Where a line of the listing below includes the word "four", reproduce that line.
--- Given data ---
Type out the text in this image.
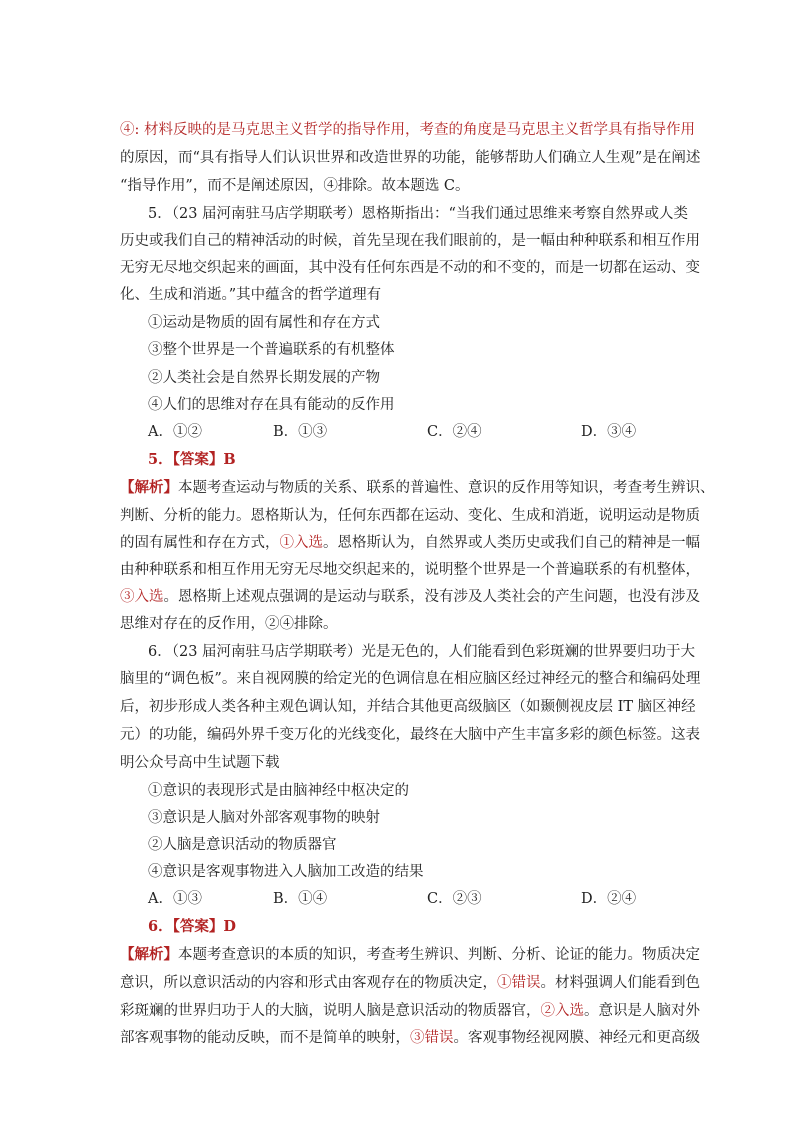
④: 材料反映的是马克思主义哲学的指导作用，考查的角度是马克思主义哲学具有指导作用
的原因，而“具有指导人们认识世界和改造世界的功能，能够帮助人们确立人生观”是在阐述
“指导作用”，而不是阐述原因，④排除。故本题选 C。
5．（23 届河南驻马店学期联考）恩格斯指出：“当我们通过思维来考察自然界或人类
历史或我们自己的精神活动的时候，首先呈现在我们眼前的，是一幅由种种联系和相互作用
无穷无尽地交织起来的画面，其中没有任何东西是不动的和不变的，而是一切都在运动、变
化、生成和消逝。”其中蕴含的哲学道理有
①运动是物质的固有属性和存在方式
③整个世界是一个普遍联系的有机整体
②人类社会是自然界长期发展的产物
④人们的思维对存在具有能动的反作用
A．①②	B．①③	C．②④	D．③④
5．【答案】B
【解析】本题考查运动与物质的关系、联系的普遍性、意识的反作用等知识，考查考生辨识、
判断、分析的能力。恩格斯认为，任何东西都在运动、变化、生成和消逝，说明运动是物质
的固有属性和存在方式，①入选。恩格斯认为，自然界或人类历史或我们自己的精神是一幅
由种种联系和相互作用无穷无尽地交织起来的，说明整个世界是一个普遍联系的有机整体，
③入选。恩格斯上述观点强调的是运动与联系，没有涉及人类社会的产生问题，也没有涉及
思维对存在的反作用，②④排除。
6．（23 届河南驻马店学期联考）光是无色的，人们能看到色彩斑斓的世界要归功于大
脑里的“调色板”。来自视网膜的给定光的色调信息在相应脑区经过神经元的整合和编码处理
后，初步形成人类各种主观色调认知，并结合其他更高级脑区（如颞侧视皮层 IT 脑区神经
元）的功能，编码外界千变万化的光线变化，最终在大脑中产生丰富多彩的颜色标签。这表
明公众号高中生试题下载
①意识的表现形式是由脑神经中枢决定的
③意识是人脑对外部客观事物的映射
②人脑是意识活动的物质器官
④意识是客观事物进入人脑加工改造的结果
A．①③	B．①④	C．②③	D．②④
6．【答案】D
【解析】本题考查意识的本质的知识，考查考生辨识、判断、分析、论证的能力。物质决定
意识，所以意识活动的内容和形式由客观存在的物质决定，①错误。材料强调人们能看到色
彩斑斓的世界归功于人的大脑，说明人脑是意识活动的物质器官，②入选。意识是人脑对外
部客观事物的能动反映，而不是简单的映射，③错误。客观事物经视网膜、神经元和更高级
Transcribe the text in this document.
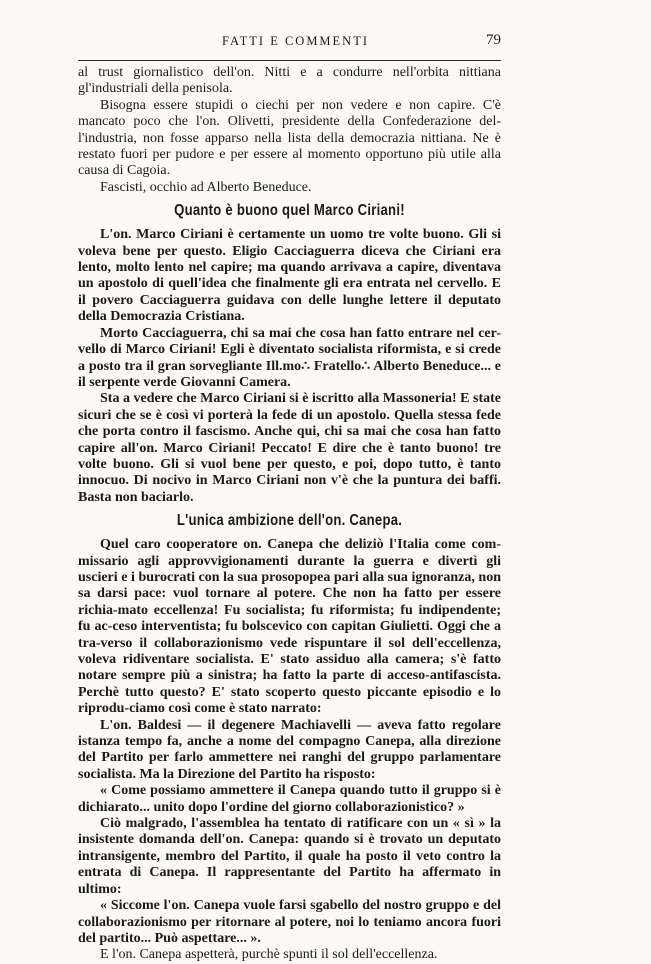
FATTI E COMMENTI	79

al trust giornalistico dell'on. Nitti e a condurre nell'orbita nittiana gl'industriali della penisola.

Bisogna essere stupidi o ciechi per non vedere e non capire. C'è mancato poco che l'on. Olivetti, presidente della Confederazione del-l'industria, non fosse apparso nella lista della democrazia nittiana. Ne è restato fuori per pudore e per essere al momento opportuno più utile alla causa di Cagoia.

Fascisti, occhio ad Alberto Beneduce.

Quanto è buono quel Marco Ciriani!

L'on. Marco Ciriani è certamente un uomo tre volte buono. Gli si voleva bene per questo. Eligio Cacciaguerra diceva che Ciriani era lento, molto lento nel capire; ma quando arrivava a capire, diventava un apostolo di quell'idea che finalmente gli era entrata nel cervello. E il povero Cacciaguerra guidava con delle lunghe lettere il deputato della Democrazia Cristiana.

Morto Cacciaguerra, chi sa mai che cosa han fatto entrare nel cer-vello di Marco Ciriani! Egli è diventato socialista riformista, e si crede a posto tra il gran sorvegliante Ill.mo∴ Fratello∴ Alberto Beneduce... e il serpente verde Giovanni Camera.

Sta a vedere che Marco Ciriani si è iscritto alla Massoneria! E state sicuri che se è così vi porterà la fede di un apostolo. Quella stessa fede che porta contro il fascismo. Anche qui, chi sa mai che cosa han fatto capire all'on. Marco Ciriani! Peccato! E dire che è tanto buono! tre volte buono. Gli si vuol bene per questo, e poi, dopo tutto, è tanto innocuo. Di nocivo in Marco Ciriani non v'è che la puntura dei baffi. Basta non baciarlo.

L'unica ambizione dell'on. Canepa.

Quel caro cooperatore on. Canepa che deliziò l'Italia come com-missario agli approvvigionamenti durante la guerra e divertì gli uscieri e i burocrati con la sua prosopopea pari alla sua ignoranza, non sa darsi pace: vuol tornare al potere. Che non ha fatto per essere richia-mato eccellenza! Fu socialista; fu riformista; fu indipendente; fu ac-ceso interventista; fu bolscevico con capitan Giulietti. Oggi che a tra-verso il collaborazionismo vede rispuntare il sol dell'eccellenza, voleva ridiventare socialista. E' stato assiduo alla camera; s'è fatto notare sempre più a sinistra; ha fatto la parte di acceso-antifascista. Perchè tutto questo? E' stato scoperto questo piccante episodio e lo riprodu-ciamo così come è stato narrato:

L'on. Baldesi — il degenere Machiavelli — aveva fatto regolare istanza tempo fa, anche a nome del compagno Canepa, alla direzione del Partito per farlo ammettere nei ranghi del gruppo parlamentare socialista. Ma la Direzione del Partito ha risposto:

« Come possiamo ammettere il Canepa quando tutto il gruppo si è dichiarato... unito dopo l'ordine del giorno collaborazionistico? »

Ciò malgrado, l'assemblea ha tentato di ratificare con un « sì » la insistente domanda dell'on. Canepa: quando si è trovato un deputato intransigente, membro del Partito, il quale ha posto il veto contro la entrata di Canepa. Il rappresentante del Partito ha affermato in ultimo:

« Siccome l'on. Canepa vuole farsi sgabello del nostro gruppo e del collaborazionismo per ritornare al potere, noi lo teniamo ancora fuori del partito... Può aspettare... ».

E l'on. Canepa aspetterà, purchè spunti il sol dell'eccellenza.
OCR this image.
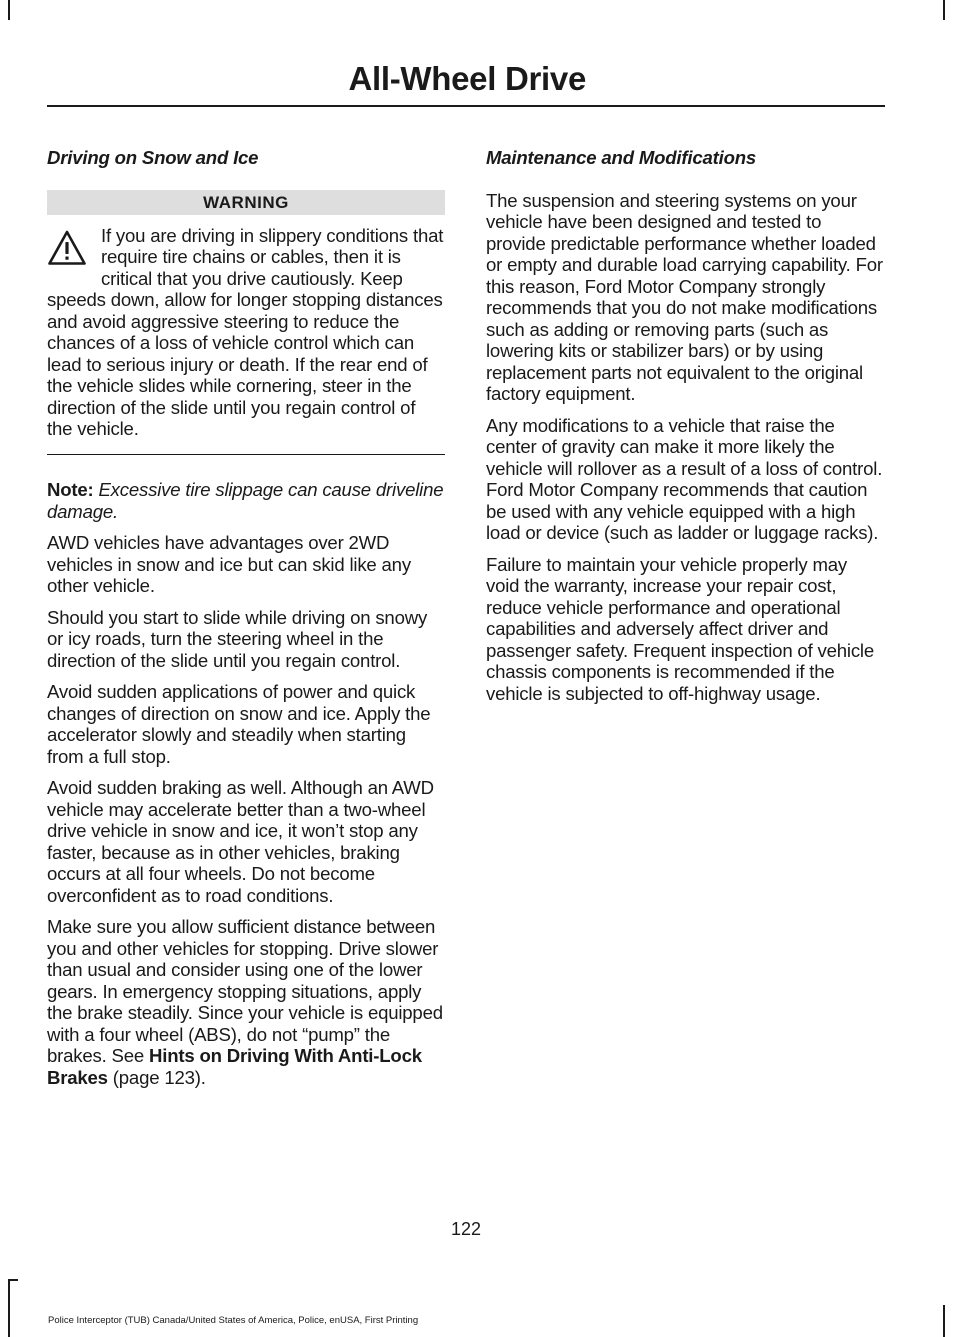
All-Wheel Drive
Driving on Snow and Ice
WARNING
If you are driving in slippery conditions that require tire chains or cables, then it is critical that you drive cautiously. Keep speeds down, allow for longer stopping distances and avoid aggressive steering to reduce the chances of a loss of vehicle control which can lead to serious injury or death. If the rear end of the vehicle slides while cornering, steer in the direction of the slide until you regain control of the vehicle.

Note: Excessive tire slippage can cause driveline damage.

AWD vehicles have advantages over 2WD vehicles in snow and ice but can skid like any other vehicle.

Should you start to slide while driving on snowy or icy roads, turn the steering wheel in the direction of the slide until you regain control.

Avoid sudden applications of power and quick changes of direction on snow and ice. Apply the accelerator slowly and steadily when starting from a full stop.

Avoid sudden braking as well. Although an AWD vehicle may accelerate better than a two-wheel drive vehicle in snow and ice, it won’t stop any faster, because as in other vehicles, braking occurs at all four wheels. Do not become overconfident as to road conditions.

Make sure you allow sufficient distance between you and other vehicles for stopping. Drive slower than usual and consider using one of the lower gears. In emergency stopping situations, apply the brake steadily. Since your vehicle is equipped with a four wheel (ABS), do not “pump” the brakes. See Hints on Driving With Anti-Lock Brakes (page 123).

Maintenance and Modifications

The suspension and steering systems on your vehicle have been designed and tested to provide predictable performance whether loaded or empty and durable load carrying capability. For this reason, Ford Motor Company strongly recommends that you do not make modifications such as adding or removing parts (such as lowering kits or stabilizer bars) or by using replacement parts not equivalent to the original factory equipment.

Any modifications to a vehicle that raise the center of gravity can make it more likely the vehicle will rollover as a result of a loss of control. Ford Motor Company recommends that caution be used with any vehicle equipped with a high load or device (such as ladder or luggage racks).

Failure to maintain your vehicle properly may void the warranty, increase your repair cost, reduce vehicle performance and operational capabilities and adversely affect driver and passenger safety. Frequent inspection of vehicle chassis components is recommended if the vehicle is subjected to off-highway usage.

122
Police Interceptor (TUB) Canada/United States of America, Police, enUSA, First Printing
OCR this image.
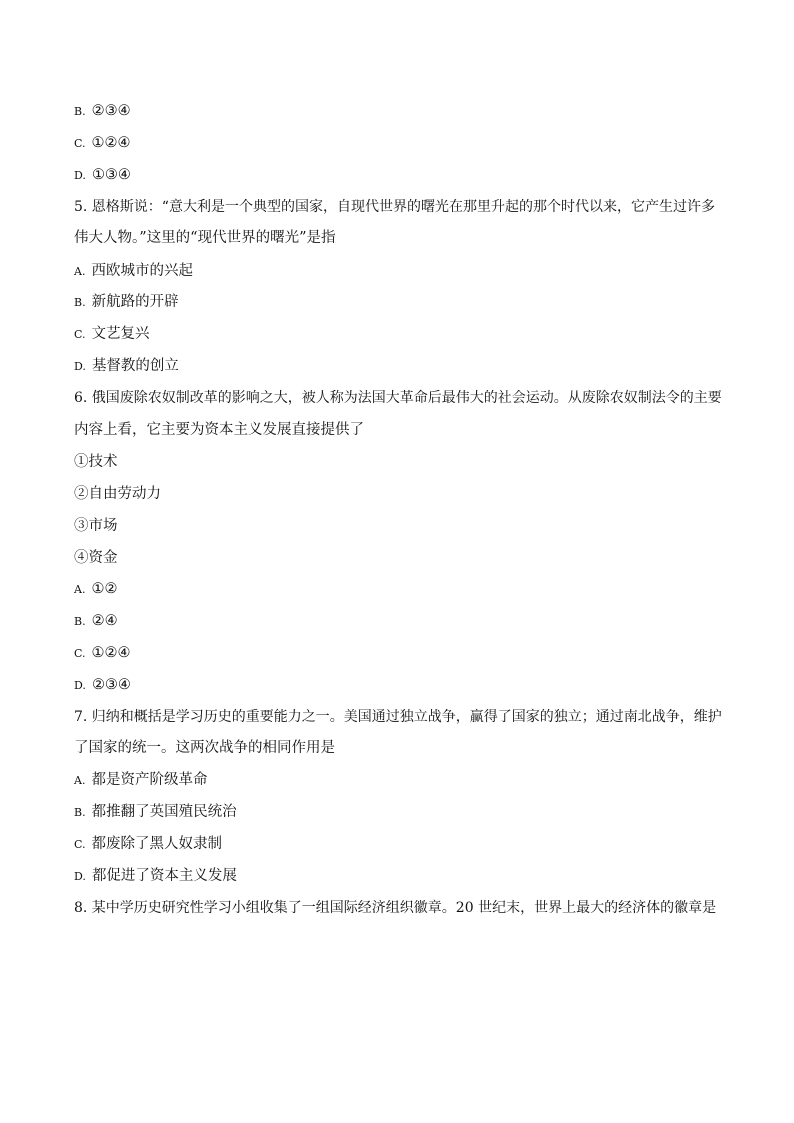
B. ②③④
C. ①②④
D. ①③④
5. 恩格斯说：“意大利是一个典型的国家，自现代世界的曙光在那里升起的那个时代以来，它产生过许多
伟大人物。”这里的“现代世界的曙光”是指
A. 西欧城市的兴起
B. 新航路的开辟
C. 文艺复兴
D. 基督教的创立
6. 俄国废除农奴制改革的影响之大，被人称为法国大革命后最伟大的社会运动。从废除农奴制法令的主要
内容上看，它主要为资本主义发展直接提供了
①技术
②自由劳动力
③市场
④资金
A. ①②
B. ②④
C. ①②④
D. ②③④
7. 归纳和概括是学习历史的重要能力之一。美国通过独立战争，赢得了国家的独立；通过南北战争，维护
了国家的统一。这两次战争的相同作用是
A. 都是资产阶级革命
B. 都推翻了英国殖民统治
C. 都废除了黑人奴隶制
D. 都促进了资本主义发展
8. 某中学历史研究性学习小组收集了一组国际经济组织徽章。20 世纪末，世界上最大的经济体的徽章是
---
Task output:
Avoid sudden braking as well. Although an AWD vehicle may accelerate better than a two-wheel drive vehicle in snow and ice, it won’t stop any faster, because as in other vehicles, braking occurs at all four wheels. Do not become overconfident as to road conditions.
Make sure you allow sufficient distance between you and other vehicles for stopping. Drive slower than usual and consider using one of the lower gears. In emergency stopping situations, apply the brake steadily. Since your vehicle is equipped with a four wheel (ABS), do not “pump” the brakes. See Hints on Driving With Anti-Lock Brakes (page 123).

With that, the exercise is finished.